WRITTEN EXERCISE >> Look through the material below. Copy every line with the string "this" in it.

------ TASK DATA

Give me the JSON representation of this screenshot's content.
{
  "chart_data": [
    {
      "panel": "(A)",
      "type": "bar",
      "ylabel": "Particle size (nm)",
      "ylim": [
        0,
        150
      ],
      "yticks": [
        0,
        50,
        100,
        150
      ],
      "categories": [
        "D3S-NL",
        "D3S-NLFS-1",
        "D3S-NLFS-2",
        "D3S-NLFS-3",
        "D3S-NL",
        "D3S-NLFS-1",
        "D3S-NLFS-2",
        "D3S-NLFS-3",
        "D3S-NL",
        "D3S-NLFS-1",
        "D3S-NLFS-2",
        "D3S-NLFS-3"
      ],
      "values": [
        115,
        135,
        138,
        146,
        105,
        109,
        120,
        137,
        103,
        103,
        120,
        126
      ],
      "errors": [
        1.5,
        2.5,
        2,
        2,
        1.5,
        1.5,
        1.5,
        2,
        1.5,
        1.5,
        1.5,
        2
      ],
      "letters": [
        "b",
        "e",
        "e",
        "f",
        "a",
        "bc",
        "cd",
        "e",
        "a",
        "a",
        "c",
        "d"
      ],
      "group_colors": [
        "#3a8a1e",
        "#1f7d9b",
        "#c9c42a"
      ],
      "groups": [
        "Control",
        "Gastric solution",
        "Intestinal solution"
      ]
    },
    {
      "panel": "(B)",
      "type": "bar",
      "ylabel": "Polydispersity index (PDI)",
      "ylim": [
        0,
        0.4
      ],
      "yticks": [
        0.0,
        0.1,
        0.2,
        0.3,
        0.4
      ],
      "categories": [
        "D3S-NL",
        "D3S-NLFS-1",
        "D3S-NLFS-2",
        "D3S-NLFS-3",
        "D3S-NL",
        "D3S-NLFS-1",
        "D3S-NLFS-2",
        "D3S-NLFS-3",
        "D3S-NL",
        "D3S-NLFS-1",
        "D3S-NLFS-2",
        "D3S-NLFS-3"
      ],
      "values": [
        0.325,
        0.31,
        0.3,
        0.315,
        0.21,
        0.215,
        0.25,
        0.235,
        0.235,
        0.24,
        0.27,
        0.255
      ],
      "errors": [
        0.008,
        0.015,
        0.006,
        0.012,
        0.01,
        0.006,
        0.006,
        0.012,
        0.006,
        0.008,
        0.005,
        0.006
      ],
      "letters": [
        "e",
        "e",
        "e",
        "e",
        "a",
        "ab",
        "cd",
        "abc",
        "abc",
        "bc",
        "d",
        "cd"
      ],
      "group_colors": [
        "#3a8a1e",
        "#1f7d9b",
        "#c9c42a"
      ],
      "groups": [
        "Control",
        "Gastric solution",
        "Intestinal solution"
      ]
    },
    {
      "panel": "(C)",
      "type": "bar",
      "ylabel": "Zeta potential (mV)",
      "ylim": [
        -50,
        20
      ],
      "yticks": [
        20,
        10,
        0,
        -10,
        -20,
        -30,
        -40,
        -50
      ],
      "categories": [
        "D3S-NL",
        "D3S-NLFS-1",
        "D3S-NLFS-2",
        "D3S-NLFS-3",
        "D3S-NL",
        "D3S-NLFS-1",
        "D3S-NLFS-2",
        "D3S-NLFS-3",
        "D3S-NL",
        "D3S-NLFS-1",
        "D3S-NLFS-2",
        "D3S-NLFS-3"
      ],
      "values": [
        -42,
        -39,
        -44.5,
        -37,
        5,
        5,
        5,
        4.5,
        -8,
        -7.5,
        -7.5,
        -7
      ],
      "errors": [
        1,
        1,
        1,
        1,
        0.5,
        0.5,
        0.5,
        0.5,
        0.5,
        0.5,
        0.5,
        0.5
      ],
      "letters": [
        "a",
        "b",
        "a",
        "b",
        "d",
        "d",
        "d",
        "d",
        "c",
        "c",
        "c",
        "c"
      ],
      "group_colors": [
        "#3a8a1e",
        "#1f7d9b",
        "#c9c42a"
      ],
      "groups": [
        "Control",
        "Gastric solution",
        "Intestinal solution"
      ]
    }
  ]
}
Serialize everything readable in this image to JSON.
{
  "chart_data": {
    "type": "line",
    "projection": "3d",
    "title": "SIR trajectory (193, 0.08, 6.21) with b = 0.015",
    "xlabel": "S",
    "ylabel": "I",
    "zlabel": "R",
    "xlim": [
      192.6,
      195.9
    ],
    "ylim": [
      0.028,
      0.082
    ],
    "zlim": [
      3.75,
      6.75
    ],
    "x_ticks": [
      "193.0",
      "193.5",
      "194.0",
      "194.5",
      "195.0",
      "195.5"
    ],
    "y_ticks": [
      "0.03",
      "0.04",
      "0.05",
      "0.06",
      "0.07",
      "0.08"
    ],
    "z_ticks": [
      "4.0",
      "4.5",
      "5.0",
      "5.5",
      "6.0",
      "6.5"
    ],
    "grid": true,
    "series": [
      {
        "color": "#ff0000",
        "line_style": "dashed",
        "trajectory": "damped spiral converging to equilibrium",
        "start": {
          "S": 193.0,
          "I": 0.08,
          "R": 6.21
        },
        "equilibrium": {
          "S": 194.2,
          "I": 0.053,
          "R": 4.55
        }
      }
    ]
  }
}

------------

EXPECTED ANSWER >>
Give me the JSON representation of this screenshot's content.
Serialize everything readable in this image to JSON.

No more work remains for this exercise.